Records excerpted from a collection:
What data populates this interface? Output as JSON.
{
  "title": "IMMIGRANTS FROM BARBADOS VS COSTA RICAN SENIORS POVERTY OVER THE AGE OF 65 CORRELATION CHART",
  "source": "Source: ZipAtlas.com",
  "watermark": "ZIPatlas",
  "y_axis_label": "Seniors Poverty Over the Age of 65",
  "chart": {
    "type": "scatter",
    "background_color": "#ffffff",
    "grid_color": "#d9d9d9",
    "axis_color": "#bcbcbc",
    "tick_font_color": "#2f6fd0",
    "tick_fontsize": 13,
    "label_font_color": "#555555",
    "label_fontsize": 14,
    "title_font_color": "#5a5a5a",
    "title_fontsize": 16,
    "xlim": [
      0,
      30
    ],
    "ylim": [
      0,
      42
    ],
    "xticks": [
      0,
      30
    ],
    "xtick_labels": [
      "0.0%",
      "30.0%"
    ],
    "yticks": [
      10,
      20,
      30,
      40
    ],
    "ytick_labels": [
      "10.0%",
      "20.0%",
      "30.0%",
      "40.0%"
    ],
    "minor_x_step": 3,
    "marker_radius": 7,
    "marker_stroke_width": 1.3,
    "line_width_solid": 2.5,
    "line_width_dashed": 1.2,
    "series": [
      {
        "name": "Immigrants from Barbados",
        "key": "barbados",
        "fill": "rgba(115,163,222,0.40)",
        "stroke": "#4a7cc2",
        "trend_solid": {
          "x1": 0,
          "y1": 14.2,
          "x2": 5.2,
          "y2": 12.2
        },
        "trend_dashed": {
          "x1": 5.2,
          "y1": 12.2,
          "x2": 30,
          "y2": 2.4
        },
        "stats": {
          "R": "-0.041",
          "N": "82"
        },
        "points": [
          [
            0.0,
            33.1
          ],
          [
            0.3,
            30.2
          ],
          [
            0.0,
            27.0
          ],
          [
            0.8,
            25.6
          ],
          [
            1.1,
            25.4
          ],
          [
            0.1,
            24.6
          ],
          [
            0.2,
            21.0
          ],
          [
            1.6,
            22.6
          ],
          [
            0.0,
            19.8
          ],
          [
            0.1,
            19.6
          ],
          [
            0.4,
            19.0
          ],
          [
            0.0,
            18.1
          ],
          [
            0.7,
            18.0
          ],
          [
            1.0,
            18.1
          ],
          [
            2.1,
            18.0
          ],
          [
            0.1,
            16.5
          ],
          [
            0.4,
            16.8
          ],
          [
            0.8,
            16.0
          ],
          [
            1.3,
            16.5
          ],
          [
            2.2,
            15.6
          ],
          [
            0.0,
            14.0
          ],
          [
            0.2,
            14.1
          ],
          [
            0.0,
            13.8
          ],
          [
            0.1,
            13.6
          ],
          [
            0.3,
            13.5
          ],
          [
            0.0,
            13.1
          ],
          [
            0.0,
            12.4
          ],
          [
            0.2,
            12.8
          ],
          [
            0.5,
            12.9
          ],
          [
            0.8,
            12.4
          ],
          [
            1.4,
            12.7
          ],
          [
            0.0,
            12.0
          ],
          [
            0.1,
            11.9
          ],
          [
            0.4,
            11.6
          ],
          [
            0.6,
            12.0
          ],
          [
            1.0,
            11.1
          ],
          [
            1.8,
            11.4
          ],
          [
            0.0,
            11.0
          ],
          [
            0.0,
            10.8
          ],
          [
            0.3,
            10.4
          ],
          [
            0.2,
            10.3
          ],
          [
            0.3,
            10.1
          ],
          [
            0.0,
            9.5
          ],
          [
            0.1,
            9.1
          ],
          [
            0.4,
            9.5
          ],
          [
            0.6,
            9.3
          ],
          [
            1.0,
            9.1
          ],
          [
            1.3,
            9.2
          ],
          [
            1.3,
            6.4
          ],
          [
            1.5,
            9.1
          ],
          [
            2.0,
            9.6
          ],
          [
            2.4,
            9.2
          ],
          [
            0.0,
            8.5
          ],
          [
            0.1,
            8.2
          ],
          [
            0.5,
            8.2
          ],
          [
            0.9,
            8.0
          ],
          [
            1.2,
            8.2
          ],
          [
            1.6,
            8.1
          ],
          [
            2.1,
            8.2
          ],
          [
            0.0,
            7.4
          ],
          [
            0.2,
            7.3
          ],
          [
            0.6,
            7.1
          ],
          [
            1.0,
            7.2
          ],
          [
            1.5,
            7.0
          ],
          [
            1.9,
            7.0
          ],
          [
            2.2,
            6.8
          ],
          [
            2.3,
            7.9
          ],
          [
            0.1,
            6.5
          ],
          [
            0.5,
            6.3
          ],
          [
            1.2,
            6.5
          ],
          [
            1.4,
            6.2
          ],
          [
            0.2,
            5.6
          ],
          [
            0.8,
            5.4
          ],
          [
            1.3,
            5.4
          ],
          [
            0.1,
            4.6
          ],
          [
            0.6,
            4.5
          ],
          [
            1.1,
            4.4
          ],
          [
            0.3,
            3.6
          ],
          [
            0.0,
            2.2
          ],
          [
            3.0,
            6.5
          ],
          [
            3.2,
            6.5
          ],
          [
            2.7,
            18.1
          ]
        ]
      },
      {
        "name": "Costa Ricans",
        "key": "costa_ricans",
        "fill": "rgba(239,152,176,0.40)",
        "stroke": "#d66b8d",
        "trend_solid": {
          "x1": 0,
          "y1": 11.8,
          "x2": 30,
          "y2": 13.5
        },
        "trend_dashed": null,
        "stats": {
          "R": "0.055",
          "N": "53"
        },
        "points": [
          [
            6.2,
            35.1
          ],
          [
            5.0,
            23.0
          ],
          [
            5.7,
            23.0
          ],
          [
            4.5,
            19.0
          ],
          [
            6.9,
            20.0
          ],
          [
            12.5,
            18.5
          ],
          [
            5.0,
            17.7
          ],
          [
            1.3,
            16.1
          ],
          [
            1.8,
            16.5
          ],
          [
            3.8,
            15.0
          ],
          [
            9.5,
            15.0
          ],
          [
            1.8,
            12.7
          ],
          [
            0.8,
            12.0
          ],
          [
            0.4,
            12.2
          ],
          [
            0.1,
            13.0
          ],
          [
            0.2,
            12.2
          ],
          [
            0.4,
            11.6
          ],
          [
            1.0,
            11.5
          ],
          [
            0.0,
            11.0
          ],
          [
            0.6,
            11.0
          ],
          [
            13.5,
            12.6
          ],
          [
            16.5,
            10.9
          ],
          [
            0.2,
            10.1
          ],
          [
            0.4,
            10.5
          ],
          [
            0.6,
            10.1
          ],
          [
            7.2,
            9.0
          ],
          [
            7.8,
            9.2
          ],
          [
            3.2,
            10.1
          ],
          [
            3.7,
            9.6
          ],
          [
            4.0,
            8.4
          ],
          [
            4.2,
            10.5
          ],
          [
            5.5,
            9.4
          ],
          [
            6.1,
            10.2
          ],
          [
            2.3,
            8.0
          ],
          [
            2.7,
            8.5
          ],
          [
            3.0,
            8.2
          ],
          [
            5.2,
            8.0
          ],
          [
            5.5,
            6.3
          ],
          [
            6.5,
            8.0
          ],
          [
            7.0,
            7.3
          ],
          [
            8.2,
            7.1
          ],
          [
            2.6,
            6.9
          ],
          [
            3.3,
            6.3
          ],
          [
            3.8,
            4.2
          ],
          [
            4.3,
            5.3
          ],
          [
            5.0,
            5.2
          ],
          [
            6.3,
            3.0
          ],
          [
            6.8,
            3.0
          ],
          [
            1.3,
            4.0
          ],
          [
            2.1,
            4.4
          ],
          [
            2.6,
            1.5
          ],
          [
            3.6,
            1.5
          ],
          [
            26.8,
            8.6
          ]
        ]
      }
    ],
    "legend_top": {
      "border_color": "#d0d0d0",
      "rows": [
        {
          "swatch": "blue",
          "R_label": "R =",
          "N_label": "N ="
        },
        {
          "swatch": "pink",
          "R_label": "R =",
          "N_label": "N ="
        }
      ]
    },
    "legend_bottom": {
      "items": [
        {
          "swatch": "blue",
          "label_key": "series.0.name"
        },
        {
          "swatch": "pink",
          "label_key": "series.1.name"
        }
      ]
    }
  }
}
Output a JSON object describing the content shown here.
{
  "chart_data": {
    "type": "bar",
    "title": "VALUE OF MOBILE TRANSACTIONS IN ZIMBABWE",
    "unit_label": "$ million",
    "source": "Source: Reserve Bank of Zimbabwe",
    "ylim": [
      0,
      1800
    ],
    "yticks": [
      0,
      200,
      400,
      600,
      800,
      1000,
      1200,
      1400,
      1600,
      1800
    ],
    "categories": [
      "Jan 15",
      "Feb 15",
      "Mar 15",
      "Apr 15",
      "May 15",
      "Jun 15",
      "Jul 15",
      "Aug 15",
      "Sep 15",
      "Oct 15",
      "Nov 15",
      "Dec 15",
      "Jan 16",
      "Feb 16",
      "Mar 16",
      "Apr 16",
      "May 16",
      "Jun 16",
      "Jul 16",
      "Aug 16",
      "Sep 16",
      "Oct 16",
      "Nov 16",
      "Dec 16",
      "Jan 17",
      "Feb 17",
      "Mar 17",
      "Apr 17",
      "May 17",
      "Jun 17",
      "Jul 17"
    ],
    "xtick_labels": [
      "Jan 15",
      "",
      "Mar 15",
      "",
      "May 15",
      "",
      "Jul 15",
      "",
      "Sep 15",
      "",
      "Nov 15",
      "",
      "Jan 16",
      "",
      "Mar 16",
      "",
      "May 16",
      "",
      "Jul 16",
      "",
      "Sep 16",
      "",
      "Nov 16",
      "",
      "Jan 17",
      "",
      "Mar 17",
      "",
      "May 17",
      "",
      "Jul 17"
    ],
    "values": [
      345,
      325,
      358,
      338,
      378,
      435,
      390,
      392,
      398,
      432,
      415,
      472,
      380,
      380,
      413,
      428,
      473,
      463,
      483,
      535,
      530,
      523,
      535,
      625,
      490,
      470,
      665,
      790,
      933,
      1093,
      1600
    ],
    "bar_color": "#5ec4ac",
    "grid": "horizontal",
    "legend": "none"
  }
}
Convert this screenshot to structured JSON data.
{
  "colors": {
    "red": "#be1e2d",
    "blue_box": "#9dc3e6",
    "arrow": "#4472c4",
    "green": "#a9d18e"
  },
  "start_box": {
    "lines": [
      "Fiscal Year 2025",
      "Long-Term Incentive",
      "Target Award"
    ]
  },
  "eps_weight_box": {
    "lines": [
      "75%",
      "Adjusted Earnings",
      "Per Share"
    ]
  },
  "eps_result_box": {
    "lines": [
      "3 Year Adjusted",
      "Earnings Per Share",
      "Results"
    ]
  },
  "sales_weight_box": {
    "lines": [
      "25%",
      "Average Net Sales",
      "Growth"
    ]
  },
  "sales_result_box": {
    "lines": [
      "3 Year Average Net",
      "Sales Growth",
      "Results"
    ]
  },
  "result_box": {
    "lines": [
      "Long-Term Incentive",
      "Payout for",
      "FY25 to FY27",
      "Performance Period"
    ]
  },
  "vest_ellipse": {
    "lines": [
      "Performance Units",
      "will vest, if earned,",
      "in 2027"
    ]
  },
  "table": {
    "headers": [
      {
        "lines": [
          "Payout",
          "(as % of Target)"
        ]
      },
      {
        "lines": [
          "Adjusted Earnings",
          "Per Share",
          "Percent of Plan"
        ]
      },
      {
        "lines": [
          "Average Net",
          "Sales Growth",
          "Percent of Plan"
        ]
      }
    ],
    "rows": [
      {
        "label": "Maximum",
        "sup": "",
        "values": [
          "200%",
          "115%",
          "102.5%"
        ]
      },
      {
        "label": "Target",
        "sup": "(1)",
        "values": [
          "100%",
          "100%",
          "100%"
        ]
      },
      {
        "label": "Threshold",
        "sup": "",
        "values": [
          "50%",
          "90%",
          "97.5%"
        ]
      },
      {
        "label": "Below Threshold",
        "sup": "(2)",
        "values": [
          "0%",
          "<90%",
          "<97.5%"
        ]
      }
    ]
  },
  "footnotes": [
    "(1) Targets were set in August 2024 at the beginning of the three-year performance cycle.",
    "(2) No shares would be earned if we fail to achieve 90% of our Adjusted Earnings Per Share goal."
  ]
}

## Exercise details
Search the preceding listing for the word "rgba" and pull out every line that holds it.

## Output for this task
        "fill": "rgba(115,163,222,0.40)",
        "fill": "rgba(239,152,176,0.40)",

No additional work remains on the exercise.